Written request – The records below should be written out again, exactly.

* * * * *

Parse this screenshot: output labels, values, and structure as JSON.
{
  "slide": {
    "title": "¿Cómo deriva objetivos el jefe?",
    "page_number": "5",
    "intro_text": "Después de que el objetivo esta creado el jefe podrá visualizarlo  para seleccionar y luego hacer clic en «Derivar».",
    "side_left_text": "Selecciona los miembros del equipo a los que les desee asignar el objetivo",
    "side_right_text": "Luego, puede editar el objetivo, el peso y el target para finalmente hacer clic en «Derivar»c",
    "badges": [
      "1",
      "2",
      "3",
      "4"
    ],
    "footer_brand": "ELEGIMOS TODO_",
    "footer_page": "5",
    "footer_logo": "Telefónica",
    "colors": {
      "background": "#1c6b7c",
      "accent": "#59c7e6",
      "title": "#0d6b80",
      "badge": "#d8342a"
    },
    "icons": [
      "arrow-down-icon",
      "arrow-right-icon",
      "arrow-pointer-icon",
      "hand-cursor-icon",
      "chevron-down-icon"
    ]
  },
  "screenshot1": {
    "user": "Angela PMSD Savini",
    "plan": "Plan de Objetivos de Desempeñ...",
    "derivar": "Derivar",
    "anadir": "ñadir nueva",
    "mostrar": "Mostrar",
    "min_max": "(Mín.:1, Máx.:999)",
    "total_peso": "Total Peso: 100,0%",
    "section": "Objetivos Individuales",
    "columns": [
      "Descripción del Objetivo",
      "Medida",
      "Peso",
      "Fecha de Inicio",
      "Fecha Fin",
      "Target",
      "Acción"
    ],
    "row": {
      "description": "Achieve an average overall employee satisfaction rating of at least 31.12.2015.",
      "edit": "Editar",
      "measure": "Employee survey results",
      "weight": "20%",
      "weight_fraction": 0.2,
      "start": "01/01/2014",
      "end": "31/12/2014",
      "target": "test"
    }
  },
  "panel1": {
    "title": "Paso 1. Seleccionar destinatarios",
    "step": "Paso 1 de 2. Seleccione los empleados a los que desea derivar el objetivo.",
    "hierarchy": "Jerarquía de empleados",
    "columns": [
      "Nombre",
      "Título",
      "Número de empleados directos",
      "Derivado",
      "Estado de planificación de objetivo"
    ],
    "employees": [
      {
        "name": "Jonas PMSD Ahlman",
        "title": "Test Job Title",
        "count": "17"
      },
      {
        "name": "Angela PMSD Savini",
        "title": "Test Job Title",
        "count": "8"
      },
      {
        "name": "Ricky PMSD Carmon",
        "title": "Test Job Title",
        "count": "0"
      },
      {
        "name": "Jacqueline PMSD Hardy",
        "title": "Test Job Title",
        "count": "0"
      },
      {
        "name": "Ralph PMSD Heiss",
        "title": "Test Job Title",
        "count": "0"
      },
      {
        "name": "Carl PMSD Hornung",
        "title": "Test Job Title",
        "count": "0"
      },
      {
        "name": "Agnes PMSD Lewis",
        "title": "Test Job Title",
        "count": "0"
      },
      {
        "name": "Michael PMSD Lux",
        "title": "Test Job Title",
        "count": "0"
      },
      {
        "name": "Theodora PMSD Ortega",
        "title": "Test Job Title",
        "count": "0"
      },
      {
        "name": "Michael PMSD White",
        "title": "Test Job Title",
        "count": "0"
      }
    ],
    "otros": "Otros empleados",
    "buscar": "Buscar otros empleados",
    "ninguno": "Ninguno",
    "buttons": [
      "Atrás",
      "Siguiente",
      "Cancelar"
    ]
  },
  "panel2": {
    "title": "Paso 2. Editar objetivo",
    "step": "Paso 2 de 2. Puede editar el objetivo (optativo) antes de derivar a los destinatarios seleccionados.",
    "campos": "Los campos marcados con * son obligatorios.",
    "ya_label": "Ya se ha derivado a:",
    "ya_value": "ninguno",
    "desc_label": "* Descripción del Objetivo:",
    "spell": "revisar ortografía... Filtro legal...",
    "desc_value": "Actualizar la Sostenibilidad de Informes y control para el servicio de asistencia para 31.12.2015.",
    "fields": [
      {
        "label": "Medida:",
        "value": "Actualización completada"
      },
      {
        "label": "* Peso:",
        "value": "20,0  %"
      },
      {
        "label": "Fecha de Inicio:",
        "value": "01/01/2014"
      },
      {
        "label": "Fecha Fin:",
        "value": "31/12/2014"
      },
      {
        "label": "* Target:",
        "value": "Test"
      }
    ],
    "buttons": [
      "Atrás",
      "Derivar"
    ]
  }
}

* * * * *

Solution for this exercise –
Parse this screenshot: output labels, values, and structure as JSON.
{
  "slide": {
    "title": "¿Cómo deriva objetivos el jefe?",
    "page_number": "5",
    "intro_text": "Después de que el objetivo esta creado el jefe podrá visualizarlo  para seleccionar y luego hacer clic en «Derivar».",
    "side_left_text": "Selecciona los miembros del equipo a los que les desee asignar el objetivo",
    "side_right_text": "Luego, puede editar el objetivo, el peso y el target para finalmente hacer clic en «Derivar»c",
    "badges": [
      "1",
      "2",
      "3",
      "4"
    ],
    "footer_brand": "ELEGIMOS TODO_",
    "footer_page": "5",
    "footer_logo": "Telefónica",
    "colors": {
      "background": "#1c6b7c",
      "accent": "#59c7e6",
      "title": "#0d6b80",
      "badge": "#d8342a"
    },
    "icons": [
      "arrow-down-icon",
      "arrow-right-icon",
      "arrow-pointer-icon",
      "hand-cursor-icon",
      "chevron-down-icon"
    ]
  },
  "screenshot1": {
    "user": "Angela PMSD Savini",
    "plan": "Plan de Objetivos de Desempeñ...",
    "derivar": "Derivar",
    "anadir": "ñadir nueva",
    "mostrar": "Mostrar",
    "min_max": "(Mín.:1, Máx.:999)",
    "total_peso": "Total Peso: 100,0%",
    "section": "Objetivos Individuales",
    "columns": [
      "Descripción del Objetivo",
      "Medida",
      "Peso",
      "Fecha de Inicio",
      "Fecha Fin",
      "Target",
      "Acción"
    ],
    "row": {
      "description": "Achieve an average overall employee satisfaction rating of at least 31.12.2015.",
      "edit": "Editar",
      "measure": "Employee survey results",
      "weight": "20%",
      "weight_fraction": 0.2,
      "start": "01/01/2014",
      "end": "31/12/2014",
      "target": "test"
    }
  },
  "panel1": {
    "title": "Paso 1. Seleccionar destinatarios",
    "step": "Paso 1 de 2. Seleccione los empleados a los que desea derivar el objetivo.",
    "hierarchy": "Jerarquía de empleados",
    "columns": [
      "Nombre",
      "Título",
      "Número de empleados directos",
      "Derivado",
      "Estado de planificación de objetivo"
    ],
    "employees": [
      {
        "name": "Jonas PMSD Ahlman",
        "title": "Test Job Title",
        "count": "17"
      },
      {
        "name": "Angela PMSD Savini",
        "title": "Test Job Title",
        "count": "8"
      },
      {
        "name": "Ricky PMSD Carmon",
        "title": "Test Job Title",
        "count": "0"
      },
      {
        "name": "Jacqueline PMSD Hardy",
        "title": "Test Job Title",
        "count": "0"
      },
      {
        "name": "Ralph PMSD Heiss",
        "title": "Test Job Title",
        "count": "0"
      },
      {
        "name": "Carl PMSD Hornung",
        "title": "Test Job Title",
        "count": "0"
      },
      {
        "name": "Agnes PMSD Lewis",
        "title": "Test Job Title",
        "count": "0"
      },
      {
        "name": "Michael PMSD Lux",
        "title": "Test Job Title",
        "count": "0"
      },
      {
        "name": "Theodora PMSD Ortega",
        "title": "Test Job Title",
        "count": "0"
      },
      {
        "name": "Michael PMSD White",
        "title": "Test Job Title",
        "count": "0"
      }
    ],
    "otros": "Otros empleados",
    "buscar": "Buscar otros empleados",
    "ninguno": "Ninguno",
    "buttons": [
      "Atrás",
      "Siguiente",
      "Cancelar"
    ]
  },
  "panel2": {
    "title": "Paso 2. Editar objetivo",
    "step": "Paso 2 de 2. Puede editar el objetivo (optativo) antes de derivar a los destinatarios seleccionados.",
    "campos": "Los campos marcados con * son obligatorios.",
    "ya_label": "Ya se ha derivado a:",
    "ya_value": "ninguno",
    "desc_label": "* Descripción del Objetivo:",
    "spell": "revisar ortografía... Filtro legal...",
    "desc_value": "Actualizar la Sostenibilidad de Informes y control para el servicio de asistencia para 31.12.2015.",
    "fields": [
      {
        "label": "Medida:",
        "value": "Actualización completada"
      },
      {
        "label": "* Peso:",
        "value": "20,0  %"
      },
      {
        "label": "Fecha de Inicio:",
        "value": "01/01/2014"
      },
      {
        "label": "Fecha Fin:",
        "value": "31/12/2014"
      },
      {
        "label": "* Target:",
        "value": "Test"
      }
    ],
    "buttons": [
      "Atrás",
      "Derivar"
    ]
  }
}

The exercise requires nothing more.